## WHAT NEEDS TO BE DONE
Skip the pictures. Reproduce all other material exactly.

## LISTED ENTRIES

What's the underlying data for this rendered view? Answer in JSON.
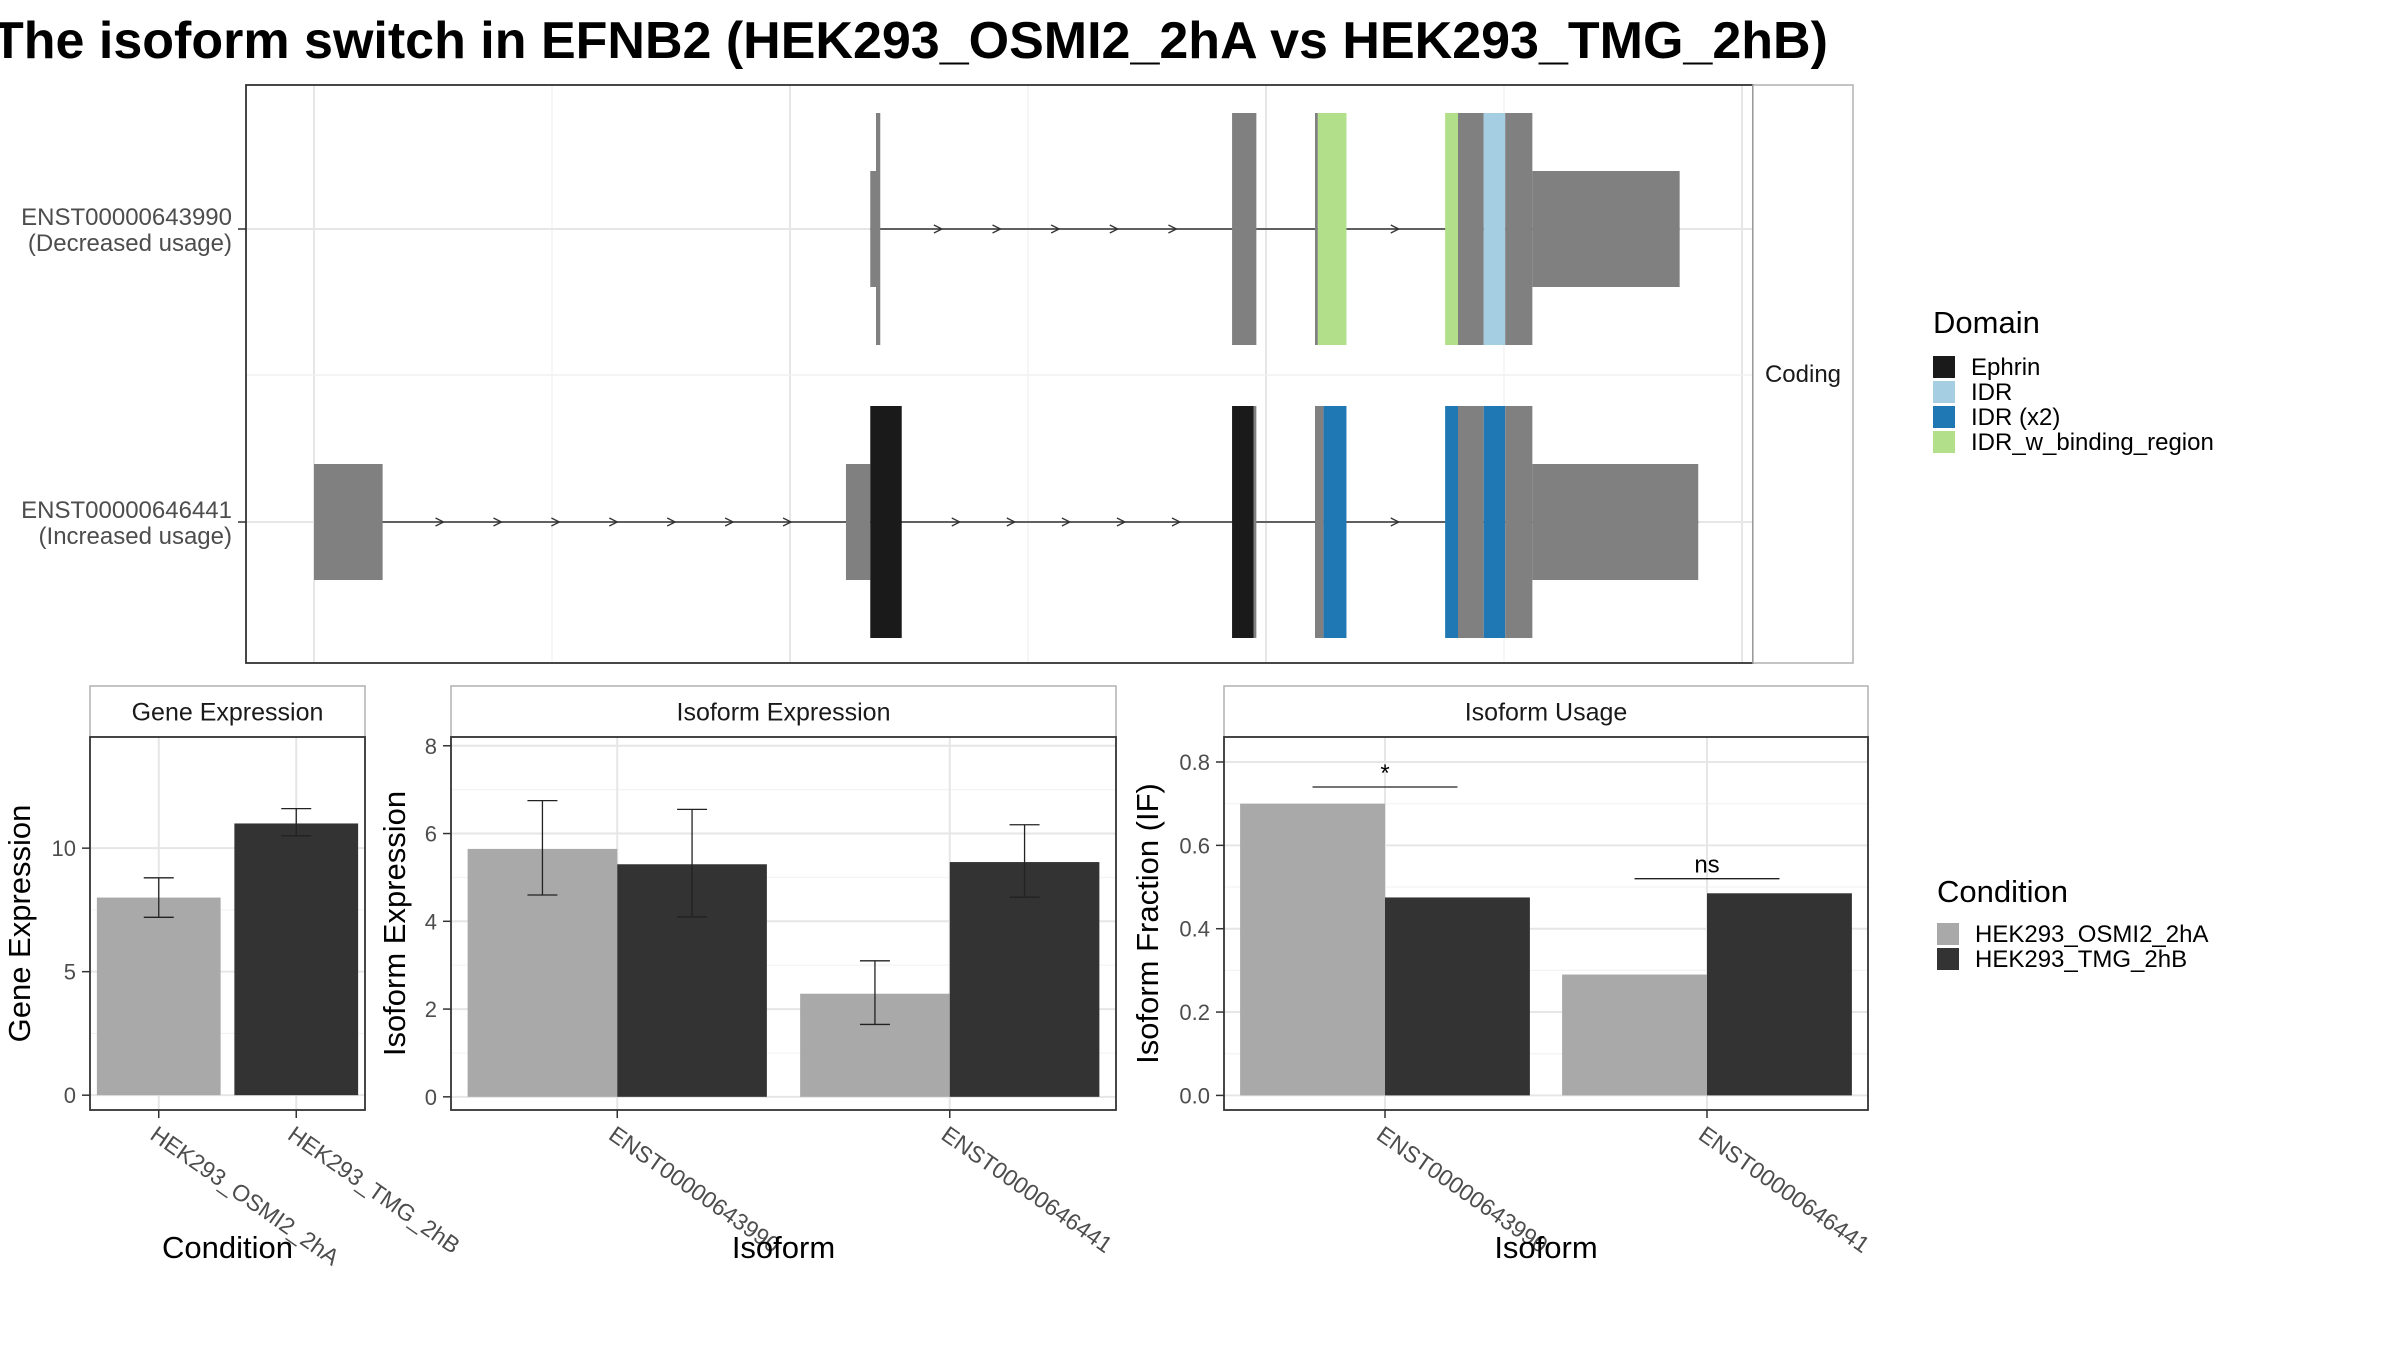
{
  "title": "The isoform switch in EFNB2 (HEK293_OSMI2_2hA vs HEK293_TMG_2hB)",
  "colors": {
    "HEK293_OSMI2_2hA": "#a9a9a9",
    "HEK293_TMG_2hB": "#333333",
    "Ephrin": "#1a1a1a",
    "IDR": "#a6cee3",
    "IDR (x2)": "#1f78b4",
    "IDR_w_binding_region": "#b2df8a",
    "exon": "#808080"
  },
  "chart_data": [
    {
      "type": "gene-structure",
      "facet_label": "Coding",
      "transcripts": [
        {
          "id": "ENST00000643990",
          "usage_label": "(Decreased usage)",
          "segments": [
            {
              "start": 0.389,
              "end": 0.393,
              "kind": "utr",
              "domain": null
            },
            {
              "start": 0.393,
              "end": 0.396,
              "kind": "cds",
              "domain": null
            },
            {
              "start": 0.642,
              "end": 0.659,
              "kind": "cds",
              "domain": null
            },
            {
              "start": 0.7,
              "end": 0.702,
              "kind": "cds",
              "domain": null
            },
            {
              "start": 0.702,
              "end": 0.722,
              "kind": "cds",
              "domain": "IDR_w_binding_region"
            },
            {
              "start": 0.791,
              "end": 0.8,
              "kind": "cds",
              "domain": "IDR_w_binding_region"
            },
            {
              "start": 0.8,
              "end": 0.818,
              "kind": "cds",
              "domain": null
            },
            {
              "start": 0.818,
              "end": 0.833,
              "kind": "cds",
              "domain": "IDR"
            },
            {
              "start": 0.833,
              "end": 0.852,
              "kind": "cds",
              "domain": null
            },
            {
              "start": 0.852,
              "end": 0.955,
              "kind": "utr",
              "domain": null
            }
          ]
        },
        {
          "id": "ENST00000646441",
          "usage_label": "(Increased usage)",
          "segments": [
            {
              "start": 0.0,
              "end": 0.048,
              "kind": "utr",
              "domain": null
            },
            {
              "start": 0.372,
              "end": 0.389,
              "kind": "utr",
              "domain": null
            },
            {
              "start": 0.389,
              "end": 0.411,
              "kind": "cds",
              "domain": "Ephrin"
            },
            {
              "start": 0.642,
              "end": 0.657,
              "kind": "cds",
              "domain": "Ephrin"
            },
            {
              "start": 0.657,
              "end": 0.659,
              "kind": "cds",
              "domain": null
            },
            {
              "start": 0.7,
              "end": 0.706,
              "kind": "cds",
              "domain": null
            },
            {
              "start": 0.706,
              "end": 0.722,
              "kind": "cds",
              "domain": "IDR (x2)"
            },
            {
              "start": 0.791,
              "end": 0.8,
              "kind": "cds",
              "domain": "IDR (x2)"
            },
            {
              "start": 0.8,
              "end": 0.818,
              "kind": "cds",
              "domain": null
            },
            {
              "start": 0.818,
              "end": 0.833,
              "kind": "cds",
              "domain": "IDR (x2)"
            },
            {
              "start": 0.833,
              "end": 0.852,
              "kind": "cds",
              "domain": null
            },
            {
              "start": 0.852,
              "end": 0.968,
              "kind": "utr",
              "domain": null
            }
          ]
        }
      ],
      "legend": {
        "title": "Domain",
        "entries": [
          "Ephrin",
          "IDR",
          "IDR (x2)",
          "IDR_w_binding_region"
        ]
      }
    },
    {
      "type": "bar",
      "panel_title": "Gene Expression",
      "xlabel": "Condition",
      "ylabel": "Gene Expression",
      "ylim": [
        -0.6,
        14.5
      ],
      "yticks": [
        0,
        5,
        10
      ],
      "categories": [
        "HEK293_OSMI2_2hA",
        "HEK293_TMG_2hB"
      ],
      "values": [
        8.0,
        11.0
      ],
      "error_low": [
        7.2,
        10.5
      ],
      "error_high": [
        8.8,
        11.6
      ]
    },
    {
      "type": "bar",
      "panel_title": "Isoform Expression",
      "xlabel": "Isoform",
      "ylabel": "Isoform Expression",
      "ylim": [
        -0.3,
        8.2
      ],
      "yticks": [
        0,
        2,
        4,
        6,
        8
      ],
      "categories": [
        "ENST00000643990",
        "ENST00000646441"
      ],
      "series": [
        {
          "name": "HEK293_OSMI2_2hA",
          "values": [
            5.65,
            2.35
          ],
          "error_low": [
            4.6,
            1.65
          ],
          "error_high": [
            6.75,
            3.1
          ]
        },
        {
          "name": "HEK293_TMG_2hB",
          "values": [
            5.3,
            5.35
          ],
          "error_low": [
            4.1,
            4.55
          ],
          "error_high": [
            6.55,
            6.2
          ]
        }
      ]
    },
    {
      "type": "bar",
      "panel_title": "Isoform Usage",
      "xlabel": "Isoform",
      "ylabel": "Isoform Fraction (IF)",
      "ylim": [
        -0.035,
        0.86
      ],
      "yticks": [
        0.0,
        0.2,
        0.4,
        0.6,
        0.8
      ],
      "ytick_labels": [
        "0.0",
        "0.2",
        "0.4",
        "0.6",
        "0.8"
      ],
      "categories": [
        "ENST00000643990",
        "ENST00000646441"
      ],
      "series": [
        {
          "name": "HEK293_OSMI2_2hA",
          "values": [
            0.7,
            0.29
          ]
        },
        {
          "name": "HEK293_TMG_2hB",
          "values": [
            0.475,
            0.485
          ]
        }
      ],
      "significance": [
        {
          "category": "ENST00000643990",
          "y": 0.74,
          "label": "*"
        },
        {
          "category": "ENST00000646441",
          "y": 0.52,
          "label": "ns"
        }
      ]
    }
  ],
  "condition_legend": {
    "title": "Condition",
    "entries": [
      "HEK293_OSMI2_2hA",
      "HEK293_TMG_2hB"
    ]
  }
}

## THE COMPLETED TASK
What's the underlying data for this rendered view? Answer in JSON.
{
  "title": "The isoform switch in EFNB2 (HEK293_OSMI2_2hA vs HEK293_TMG_2hB)",
  "colors": {
    "HEK293_OSMI2_2hA": "#a9a9a9",
    "HEK293_TMG_2hB": "#333333",
    "Ephrin": "#1a1a1a",
    "IDR": "#a6cee3",
    "IDR (x2)": "#1f78b4",
    "IDR_w_binding_region": "#b2df8a",
    "exon": "#808080"
  },
  "chart_data": [
    {
      "type": "gene-structure",
      "facet_label": "Coding",
      "transcripts": [
        {
          "id": "ENST00000643990",
          "usage_label": "(Decreased usage)",
          "segments": [
            {
              "start": 0.389,
              "end": 0.393,
              "kind": "utr",
              "domain": null
            },
            {
              "start": 0.393,
              "end": 0.396,
              "kind": "cds",
              "domain": null
            },
            {
              "start": 0.642,
              "end": 0.659,
              "kind": "cds",
              "domain": null
            },
            {
              "start": 0.7,
              "end": 0.702,
              "kind": "cds",
              "domain": null
            },
            {
              "start": 0.702,
              "end": 0.722,
              "kind": "cds",
              "domain": "IDR_w_binding_region"
            },
            {
              "start": 0.791,
              "end": 0.8,
              "kind": "cds",
              "domain": "IDR_w_binding_region"
            },
            {
              "start": 0.8,
              "end": 0.818,
              "kind": "cds",
              "domain": null
            },
            {
              "start": 0.818,
              "end": 0.833,
              "kind": "cds",
              "domain": "IDR"
            },
            {
              "start": 0.833,
              "end": 0.852,
              "kind": "cds",
              "domain": null
            },
            {
              "start": 0.852,
              "end": 0.955,
              "kind": "utr",
              "domain": null
            }
          ]
        },
        {
          "id": "ENST00000646441",
          "usage_label": "(Increased usage)",
          "segments": [
            {
              "start": 0.0,
              "end": 0.048,
              "kind": "utr",
              "domain": null
            },
            {
              "start": 0.372,
              "end": 0.389,
              "kind": "utr",
              "domain": null
            },
            {
              "start": 0.389,
              "end": 0.411,
              "kind": "cds",
              "domain": "Ephrin"
            },
            {
              "start": 0.642,
              "end": 0.657,
              "kind": "cds",
              "domain": "Ephrin"
            },
            {
              "start": 0.657,
              "end": 0.659,
              "kind": "cds",
              "domain": null
            },
            {
              "start": 0.7,
              "end": 0.706,
              "kind": "cds",
              "domain": null
            },
            {
              "start": 0.706,
              "end": 0.722,
              "kind": "cds",
              "domain": "IDR (x2)"
            },
            {
              "start": 0.791,
              "end": 0.8,
              "kind": "cds",
              "domain": "IDR (x2)"
            },
            {
              "start": 0.8,
              "end": 0.818,
              "kind": "cds",
              "domain": null
            },
            {
              "start": 0.818,
              "end": 0.833,
              "kind": "cds",
              "domain": "IDR (x2)"
            },
            {
              "start": 0.833,
              "end": 0.852,
              "kind": "cds",
              "domain": null
            },
            {
              "start": 0.852,
              "end": 0.968,
              "kind": "utr",
              "domain": null
            }
          ]
        }
      ],
      "legend": {
        "title": "Domain",
        "entries": [
          "Ephrin",
          "IDR",
          "IDR (x2)",
          "IDR_w_binding_region"
        ]
      }
    },
    {
      "type": "bar",
      "panel_title": "Gene Expression",
      "xlabel": "Condition",
      "ylabel": "Gene Expression",
      "ylim": [
        -0.6,
        14.5
      ],
      "yticks": [
        0,
        5,
        10
      ],
      "categories": [
        "HEK293_OSMI2_2hA",
        "HEK293_TMG_2hB"
      ],
      "values": [
        8.0,
        11.0
      ],
      "error_low": [
        7.2,
        10.5
      ],
      "error_high": [
        8.8,
        11.6
      ]
    },
    {
      "type": "bar",
      "panel_title": "Isoform Expression",
      "xlabel": "Isoform",
      "ylabel": "Isoform Expression",
      "ylim": [
        -0.3,
        8.2
      ],
      "yticks": [
        0,
        2,
        4,
        6,
        8
      ],
      "categories": [
        "ENST00000643990",
        "ENST00000646441"
      ],
      "series": [
        {
          "name": "HEK293_OSMI2_2hA",
          "values": [
            5.65,
            2.35
          ],
          "error_low": [
            4.6,
            1.65
          ],
          "error_high": [
            6.75,
            3.1
          ]
        },
        {
          "name": "HEK293_TMG_2hB",
          "values": [
            5.3,
            5.35
          ],
          "error_low": [
            4.1,
            4.55
          ],
          "error_high": [
            6.55,
            6.2
          ]
        }
      ]
    },
    {
      "type": "bar",
      "panel_title": "Isoform Usage",
      "xlabel": "Isoform",
      "ylabel": "Isoform Fraction (IF)",
      "ylim": [
        -0.035,
        0.86
      ],
      "yticks": [
        0.0,
        0.2,
        0.4,
        0.6,
        0.8
      ],
      "ytick_labels": [
        "0.0",
        "0.2",
        "0.4",
        "0.6",
        "0.8"
      ],
      "categories": [
        "ENST00000643990",
        "ENST00000646441"
      ],
      "series": [
        {
          "name": "HEK293_OSMI2_2hA",
          "values": [
            0.7,
            0.29
          ]
        },
        {
          "name": "HEK293_TMG_2hB",
          "values": [
            0.475,
            0.485
          ]
        }
      ],
      "significance": [
        {
          "category": "ENST00000643990",
          "y": 0.74,
          "label": "*"
        },
        {
          "category": "ENST00000646441",
          "y": 0.52,
          "label": "ns"
        }
      ]
    }
  ],
  "condition_legend": {
    "title": "Condition",
    "entries": [
      "HEK293_OSMI2_2hA",
      "HEK293_TMG_2hB"
    ]
  }
}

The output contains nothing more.